Start of Exercise materials

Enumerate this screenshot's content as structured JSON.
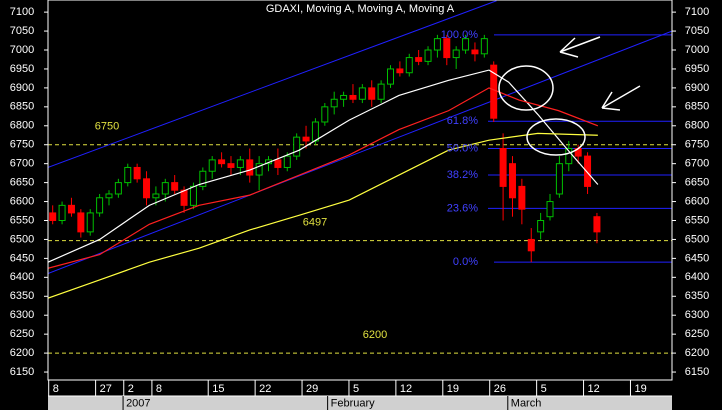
{
  "chart_data": {
    "type": "candlestick",
    "title": "GDAXI, Moving A, Moving A, Moving A",
    "xlim": [
      -0.5,
      66
    ],
    "ylim": [
      6129,
      7132
    ],
    "yticks": [
      7100,
      7050,
      7000,
      6950,
      6900,
      6850,
      6800,
      6750,
      6700,
      6650,
      6600,
      6550,
      6500,
      6450,
      6400,
      6350,
      6300,
      6250,
      6200,
      6150
    ],
    "xticks": [
      {
        "value": 0,
        "label": "8"
      },
      {
        "value": 5,
        "label": "27"
      },
      {
        "value": 8,
        "label": "2"
      },
      {
        "value": 11,
        "label": "8"
      },
      {
        "value": 17,
        "label": "15"
      },
      {
        "value": 22,
        "label": "22"
      },
      {
        "value": 27,
        "label": "29"
      },
      {
        "value": 32,
        "label": "5"
      },
      {
        "value": 37,
        "label": "12"
      },
      {
        "value": 42,
        "label": "19"
      },
      {
        "value": 47,
        "label": "26"
      },
      {
        "value": 52,
        "label": "5"
      },
      {
        "value": 57,
        "label": "12"
      },
      {
        "value": 62,
        "label": "19"
      }
    ],
    "xgroups": [
      {
        "value": 7.5,
        "label": "2007"
      },
      {
        "value": 29.3,
        "label": "February"
      },
      {
        "value": 48.5,
        "label": "March"
      }
    ],
    "candles": {
      "up_color": "#00c000",
      "down_color": "#ff0000",
      "open": [
        6570,
        6550,
        6590,
        6570,
        6520,
        6570,
        6610,
        6620,
        6650,
        6690,
        6660,
        6610,
        6620,
        6650,
        6630,
        6590,
        6640,
        6680,
        6710,
        6700,
        6690,
        6710,
        6670,
        6700,
        6710,
        6690,
        6720,
        6770,
        6760,
        6810,
        6850,
        6870,
        6880,
        6870,
        6900,
        6870,
        6910,
        6950,
        6940,
        6980,
        6970,
        7000,
        7030,
        6980,
        7000,
        7000,
        6990,
        6960,
        6740,
        6700,
        6640,
        6500,
        6520,
        6560,
        6620,
        6700,
        6740,
        6720,
        6560
      ],
      "high": [
        6590,
        6600,
        6610,
        6580,
        6580,
        6620,
        6630,
        6660,
        6700,
        6700,
        6680,
        6640,
        6660,
        6670,
        6640,
        6650,
        6690,
        6720,
        6730,
        6720,
        6720,
        6740,
        6720,
        6720,
        6740,
        6730,
        6780,
        6800,
        6820,
        6860,
        6890,
        6890,
        6910,
        6910,
        6920,
        6920,
        6960,
        6970,
        6990,
        7000,
        7010,
        7040,
        7040,
        7010,
        7040,
        7020,
        7040,
        6970,
        6780,
        6720,
        6660,
        6530,
        6570,
        6620,
        6720,
        6760,
        6750,
        6730,
        6570
      ],
      "low": [
        6540,
        6540,
        6560,
        6505,
        6510,
        6560,
        6590,
        6610,
        6640,
        6650,
        6590,
        6590,
        6600,
        6620,
        6570,
        6580,
        6630,
        6660,
        6690,
        6670,
        6670,
        6650,
        6630,
        6680,
        6670,
        6680,
        6710,
        6740,
        6750,
        6800,
        6830,
        6850,
        6860,
        6860,
        6850,
        6860,
        6900,
        6930,
        6930,
        6960,
        6960,
        6980,
        6960,
        6950,
        6990,
        6970,
        6980,
        6810,
        6550,
        6560,
        6540,
        6440,
        6500,
        6550,
        6610,
        6680,
        6700,
        6620,
        6490
      ],
      "close": [
        6550,
        6590,
        6570,
        6520,
        6570,
        6610,
        6620,
        6650,
        6690,
        6660,
        6610,
        6620,
        6650,
        6630,
        6590,
        6640,
        6680,
        6710,
        6700,
        6690,
        6710,
        6670,
        6700,
        6710,
        6690,
        6720,
        6770,
        6760,
        6810,
        6850,
        6870,
        6880,
        6870,
        6900,
        6870,
        6910,
        6950,
        6940,
        6980,
        6970,
        7000,
        7030,
        6980,
        7000,
        7030,
        6990,
        7030,
        6820,
        6640,
        6610,
        6580,
        6470,
        6550,
        6600,
        6700,
        6740,
        6720,
        6640,
        6520
      ]
    },
    "moving_averages": [
      {
        "color": "#ffffff",
        "x": [
          -0.5,
          5,
          10.3,
          15.6,
          21,
          26.3,
          31.6,
          36.9,
          42.2,
          46.5,
          48.6,
          51.7,
          54.9,
          58.1
        ],
        "values": [
          6440,
          6500,
          6590,
          6645,
          6683,
          6736,
          6815,
          6880,
          6920,
          6947,
          6915,
          6830,
          6736,
          6645
        ]
      },
      {
        "color": "#ff2020",
        "x": [
          -0.5,
          5,
          10.3,
          15.6,
          21,
          26.3,
          31.6,
          36.9,
          42.2,
          46.5,
          49.7,
          53.9,
          58.1
        ],
        "values": [
          6424,
          6460,
          6540,
          6590,
          6617,
          6670,
          6723,
          6790,
          6840,
          6900,
          6868,
          6840,
          6800
        ]
      },
      {
        "color": "#ffff40",
        "x": [
          -0.5,
          5,
          10.3,
          15.6,
          21,
          26.3,
          31.6,
          36.9,
          42.2,
          46.5,
          51.7,
          58.1
        ],
        "values": [
          6345,
          6393,
          6440,
          6477,
          6525,
          6564,
          6604,
          6670,
          6736,
          6762,
          6780,
          6775
        ]
      }
    ],
    "trendlines": [
      {
        "color": "#2020ff",
        "x": [
          -0.5,
          47.3
        ],
        "values": [
          6690,
          7130
        ]
      },
      {
        "color": "#2020ff",
        "x": [
          -0.5,
          66
        ],
        "values": [
          6410,
          7050
        ]
      }
    ],
    "levels": [
      {
        "value": 6750,
        "label": "6750"
      },
      {
        "value": 6497,
        "label": "6497"
      },
      {
        "value": 6200,
        "label": "6200"
      }
    ],
    "fib_levels": [
      {
        "value": 7040,
        "label": "100.0%"
      },
      {
        "value": 6812,
        "label": "61.8%"
      },
      {
        "value": 6740,
        "label": "50.0%"
      },
      {
        "value": 6670,
        "label": "38.2%"
      },
      {
        "value": 6582,
        "label": "23.6%"
      },
      {
        "value": 6440,
        "label": "0.0%"
      }
    ]
  }
}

End of Exercise materials

Reproduce the whole listing above word for word, but not its pictures.

▶ Answer to the task:
Enumerate this screenshot's content as structured JSON.
{
  "chart_data": {
    "type": "candlestick",
    "title": "GDAXI, Moving A, Moving A, Moving A",
    "xlim": [
      -0.5,
      66
    ],
    "ylim": [
      6129,
      7132
    ],
    "yticks": [
      7100,
      7050,
      7000,
      6950,
      6900,
      6850,
      6800,
      6750,
      6700,
      6650,
      6600,
      6550,
      6500,
      6450,
      6400,
      6350,
      6300,
      6250,
      6200,
      6150
    ],
    "xticks": [
      {
        "value": 0,
        "label": "8"
      },
      {
        "value": 5,
        "label": "27"
      },
      {
        "value": 8,
        "label": "2"
      },
      {
        "value": 11,
        "label": "8"
      },
      {
        "value": 17,
        "label": "15"
      },
      {
        "value": 22,
        "label": "22"
      },
      {
        "value": 27,
        "label": "29"
      },
      {
        "value": 32,
        "label": "5"
      },
      {
        "value": 37,
        "label": "12"
      },
      {
        "value": 42,
        "label": "19"
      },
      {
        "value": 47,
        "label": "26"
      },
      {
        "value": 52,
        "label": "5"
      },
      {
        "value": 57,
        "label": "12"
      },
      {
        "value": 62,
        "label": "19"
      }
    ],
    "xgroups": [
      {
        "value": 7.5,
        "label": "2007"
      },
      {
        "value": 29.3,
        "label": "February"
      },
      {
        "value": 48.5,
        "label": "March"
      }
    ],
    "candles": {
      "up_color": "#00c000",
      "down_color": "#ff0000",
      "open": [
        6570,
        6550,
        6590,
        6570,
        6520,
        6570,
        6610,
        6620,
        6650,
        6690,
        6660,
        6610,
        6620,
        6650,
        6630,
        6590,
        6640,
        6680,
        6710,
        6700,
        6690,
        6710,
        6670,
        6700,
        6710,
        6690,
        6720,
        6770,
        6760,
        6810,
        6850,
        6870,
        6880,
        6870,
        6900,
        6870,
        6910,
        6950,
        6940,
        6980,
        6970,
        7000,
        7030,
        6980,
        7000,
        7000,
        6990,
        6960,
        6740,
        6700,
        6640,
        6500,
        6520,
        6560,
        6620,
        6700,
        6740,
        6720,
        6560
      ],
      "high": [
        6590,
        6600,
        6610,
        6580,
        6580,
        6620,
        6630,
        6660,
        6700,
        6700,
        6680,
        6640,
        6660,
        6670,
        6640,
        6650,
        6690,
        6720,
        6730,
        6720,
        6720,
        6740,
        6720,
        6720,
        6740,
        6730,
        6780,
        6800,
        6820,
        6860,
        6890,
        6890,
        6910,
        6910,
        6920,
        6920,
        6960,
        6970,
        6990,
        7000,
        7010,
        7040,
        7040,
        7010,
        7040,
        7020,
        7040,
        6970,
        6780,
        6720,
        6660,
        6530,
        6570,
        6620,
        6720,
        6760,
        6750,
        6730,
        6570
      ],
      "low": [
        6540,
        6540,
        6560,
        6505,
        6510,
        6560,
        6590,
        6610,
        6640,
        6650,
        6590,
        6590,
        6600,
        6620,
        6570,
        6580,
        6630,
        6660,
        6690,
        6670,
        6670,
        6650,
        6630,
        6680,
        6670,
        6680,
        6710,
        6740,
        6750,
        6800,
        6830,
        6850,
        6860,
        6860,
        6850,
        6860,
        6900,
        6930,
        6930,
        6960,
        6960,
        6980,
        6960,
        6950,
        6990,
        6970,
        6980,
        6810,
        6550,
        6560,
        6540,
        6440,
        6500,
        6550,
        6610,
        6680,
        6700,
        6620,
        6490
      ],
      "close": [
        6550,
        6590,
        6570,
        6520,
        6570,
        6610,
        6620,
        6650,
        6690,
        6660,
        6610,
        6620,
        6650,
        6630,
        6590,
        6640,
        6680,
        6710,
        6700,
        6690,
        6710,
        6670,
        6700,
        6710,
        6690,
        6720,
        6770,
        6760,
        6810,
        6850,
        6870,
        6880,
        6870,
        6900,
        6870,
        6910,
        6950,
        6940,
        6980,
        6970,
        7000,
        7030,
        6980,
        7000,
        7030,
        6990,
        7030,
        6820,
        6640,
        6610,
        6580,
        6470,
        6550,
        6600,
        6700,
        6740,
        6720,
        6640,
        6520
      ]
    },
    "moving_averages": [
      {
        "color": "#ffffff",
        "x": [
          -0.5,
          5,
          10.3,
          15.6,
          21,
          26.3,
          31.6,
          36.9,
          42.2,
          46.5,
          48.6,
          51.7,
          54.9,
          58.1
        ],
        "values": [
          6440,
          6500,
          6590,
          6645,
          6683,
          6736,
          6815,
          6880,
          6920,
          6947,
          6915,
          6830,
          6736,
          6645
        ]
      },
      {
        "color": "#ff2020",
        "x": [
          -0.5,
          5,
          10.3,
          15.6,
          21,
          26.3,
          31.6,
          36.9,
          42.2,
          46.5,
          49.7,
          53.9,
          58.1
        ],
        "values": [
          6424,
          6460,
          6540,
          6590,
          6617,
          6670,
          6723,
          6790,
          6840,
          6900,
          6868,
          6840,
          6800
        ]
      },
      {
        "color": "#ffff40",
        "x": [
          -0.5,
          5,
          10.3,
          15.6,
          21,
          26.3,
          31.6,
          36.9,
          42.2,
          46.5,
          51.7,
          58.1
        ],
        "values": [
          6345,
          6393,
          6440,
          6477,
          6525,
          6564,
          6604,
          6670,
          6736,
          6762,
          6780,
          6775
        ]
      }
    ],
    "trendlines": [
      {
        "color": "#2020ff",
        "x": [
          -0.5,
          47.3
        ],
        "values": [
          6690,
          7130
        ]
      },
      {
        "color": "#2020ff",
        "x": [
          -0.5,
          66
        ],
        "values": [
          6410,
          7050
        ]
      }
    ],
    "levels": [
      {
        "value": 6750,
        "label": "6750"
      },
      {
        "value": 6497,
        "label": "6497"
      },
      {
        "value": 6200,
        "label": "6200"
      }
    ],
    "fib_levels": [
      {
        "value": 7040,
        "label": "100.0%"
      },
      {
        "value": 6812,
        "label": "61.8%"
      },
      {
        "value": 6740,
        "label": "50.0%"
      },
      {
        "value": 6670,
        "label": "38.2%"
      },
      {
        "value": 6582,
        "label": "23.6%"
      },
      {
        "value": 6440,
        "label": "0.0%"
      }
    ]
  }
}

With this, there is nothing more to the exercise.